WRITTEN TASK: Reproduce the entries in full, with no changes.

[RECORD LIST start]

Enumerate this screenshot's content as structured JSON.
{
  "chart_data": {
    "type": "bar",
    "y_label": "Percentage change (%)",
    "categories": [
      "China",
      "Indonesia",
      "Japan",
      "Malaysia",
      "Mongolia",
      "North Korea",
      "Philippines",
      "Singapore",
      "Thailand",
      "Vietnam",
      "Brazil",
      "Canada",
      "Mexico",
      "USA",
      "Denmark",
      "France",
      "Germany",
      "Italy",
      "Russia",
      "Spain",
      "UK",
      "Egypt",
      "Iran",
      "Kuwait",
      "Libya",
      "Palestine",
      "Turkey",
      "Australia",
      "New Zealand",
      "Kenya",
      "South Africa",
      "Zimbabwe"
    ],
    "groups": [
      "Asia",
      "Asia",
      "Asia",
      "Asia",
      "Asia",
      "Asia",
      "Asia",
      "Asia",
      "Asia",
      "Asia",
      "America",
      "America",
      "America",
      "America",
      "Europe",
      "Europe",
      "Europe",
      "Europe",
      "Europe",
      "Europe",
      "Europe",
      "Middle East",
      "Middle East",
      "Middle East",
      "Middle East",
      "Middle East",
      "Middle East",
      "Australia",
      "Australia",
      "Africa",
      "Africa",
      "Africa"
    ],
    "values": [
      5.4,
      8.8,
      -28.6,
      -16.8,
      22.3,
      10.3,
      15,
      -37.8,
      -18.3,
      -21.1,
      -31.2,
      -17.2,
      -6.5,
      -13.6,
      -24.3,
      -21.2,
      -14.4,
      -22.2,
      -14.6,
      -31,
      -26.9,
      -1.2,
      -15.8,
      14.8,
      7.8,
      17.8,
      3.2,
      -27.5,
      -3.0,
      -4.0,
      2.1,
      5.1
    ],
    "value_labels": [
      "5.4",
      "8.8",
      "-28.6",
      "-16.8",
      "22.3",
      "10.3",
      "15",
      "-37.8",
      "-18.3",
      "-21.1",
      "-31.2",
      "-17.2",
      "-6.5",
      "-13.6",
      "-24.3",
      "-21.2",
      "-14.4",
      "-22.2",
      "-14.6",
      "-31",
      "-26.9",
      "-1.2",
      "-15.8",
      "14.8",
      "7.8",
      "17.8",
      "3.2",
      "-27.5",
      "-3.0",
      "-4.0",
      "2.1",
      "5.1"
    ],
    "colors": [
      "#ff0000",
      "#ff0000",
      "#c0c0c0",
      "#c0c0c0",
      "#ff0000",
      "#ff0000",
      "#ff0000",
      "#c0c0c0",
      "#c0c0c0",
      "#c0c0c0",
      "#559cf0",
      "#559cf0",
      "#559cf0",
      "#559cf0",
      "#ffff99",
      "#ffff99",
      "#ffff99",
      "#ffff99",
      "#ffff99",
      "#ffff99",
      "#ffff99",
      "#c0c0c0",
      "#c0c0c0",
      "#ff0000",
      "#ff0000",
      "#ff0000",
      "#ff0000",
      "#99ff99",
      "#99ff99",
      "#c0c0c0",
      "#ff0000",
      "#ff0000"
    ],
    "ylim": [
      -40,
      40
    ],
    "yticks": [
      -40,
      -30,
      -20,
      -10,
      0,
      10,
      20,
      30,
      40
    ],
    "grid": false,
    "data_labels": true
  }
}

[RECORD LIST end]

FINAL ANSWER:
Enumerate this screenshot's content as structured JSON.
{
  "chart_data": {
    "type": "bar",
    "y_label": "Percentage change (%)",
    "categories": [
      "China",
      "Indonesia",
      "Japan",
      "Malaysia",
      "Mongolia",
      "North Korea",
      "Philippines",
      "Singapore",
      "Thailand",
      "Vietnam",
      "Brazil",
      "Canada",
      "Mexico",
      "USA",
      "Denmark",
      "France",
      "Germany",
      "Italy",
      "Russia",
      "Spain",
      "UK",
      "Egypt",
      "Iran",
      "Kuwait",
      "Libya",
      "Palestine",
      "Turkey",
      "Australia",
      "New Zealand",
      "Kenya",
      "South Africa",
      "Zimbabwe"
    ],
    "groups": [
      "Asia",
      "Asia",
      "Asia",
      "Asia",
      "Asia",
      "Asia",
      "Asia",
      "Asia",
      "Asia",
      "Asia",
      "America",
      "America",
      "America",
      "America",
      "Europe",
      "Europe",
      "Europe",
      "Europe",
      "Europe",
      "Europe",
      "Europe",
      "Middle East",
      "Middle East",
      "Middle East",
      "Middle East",
      "Middle East",
      "Middle East",
      "Australia",
      "Australia",
      "Africa",
      "Africa",
      "Africa"
    ],
    "values": [
      5.4,
      8.8,
      -28.6,
      -16.8,
      22.3,
      10.3,
      15,
      -37.8,
      -18.3,
      -21.1,
      -31.2,
      -17.2,
      -6.5,
      -13.6,
      -24.3,
      -21.2,
      -14.4,
      -22.2,
      -14.6,
      -31,
      -26.9,
      -1.2,
      -15.8,
      14.8,
      7.8,
      17.8,
      3.2,
      -27.5,
      -3.0,
      -4.0,
      2.1,
      5.1
    ],
    "value_labels": [
      "5.4",
      "8.8",
      "-28.6",
      "-16.8",
      "22.3",
      "10.3",
      "15",
      "-37.8",
      "-18.3",
      "-21.1",
      "-31.2",
      "-17.2",
      "-6.5",
      "-13.6",
      "-24.3",
      "-21.2",
      "-14.4",
      "-22.2",
      "-14.6",
      "-31",
      "-26.9",
      "-1.2",
      "-15.8",
      "14.8",
      "7.8",
      "17.8",
      "3.2",
      "-27.5",
      "-3.0",
      "-4.0",
      "2.1",
      "5.1"
    ],
    "colors": [
      "#ff0000",
      "#ff0000",
      "#c0c0c0",
      "#c0c0c0",
      "#ff0000",
      "#ff0000",
      "#ff0000",
      "#c0c0c0",
      "#c0c0c0",
      "#c0c0c0",
      "#559cf0",
      "#559cf0",
      "#559cf0",
      "#559cf0",
      "#ffff99",
      "#ffff99",
      "#ffff99",
      "#ffff99",
      "#ffff99",
      "#ffff99",
      "#ffff99",
      "#c0c0c0",
      "#c0c0c0",
      "#ff0000",
      "#ff0000",
      "#ff0000",
      "#ff0000",
      "#99ff99",
      "#99ff99",
      "#c0c0c0",
      "#ff0000",
      "#ff0000"
    ],
    "ylim": [
      -40,
      40
    ],
    "yticks": [
      -40,
      -30,
      -20,
      -10,
      0,
      10,
      20,
      30,
      40
    ],
    "grid": false,
    "data_labels": true
  }
}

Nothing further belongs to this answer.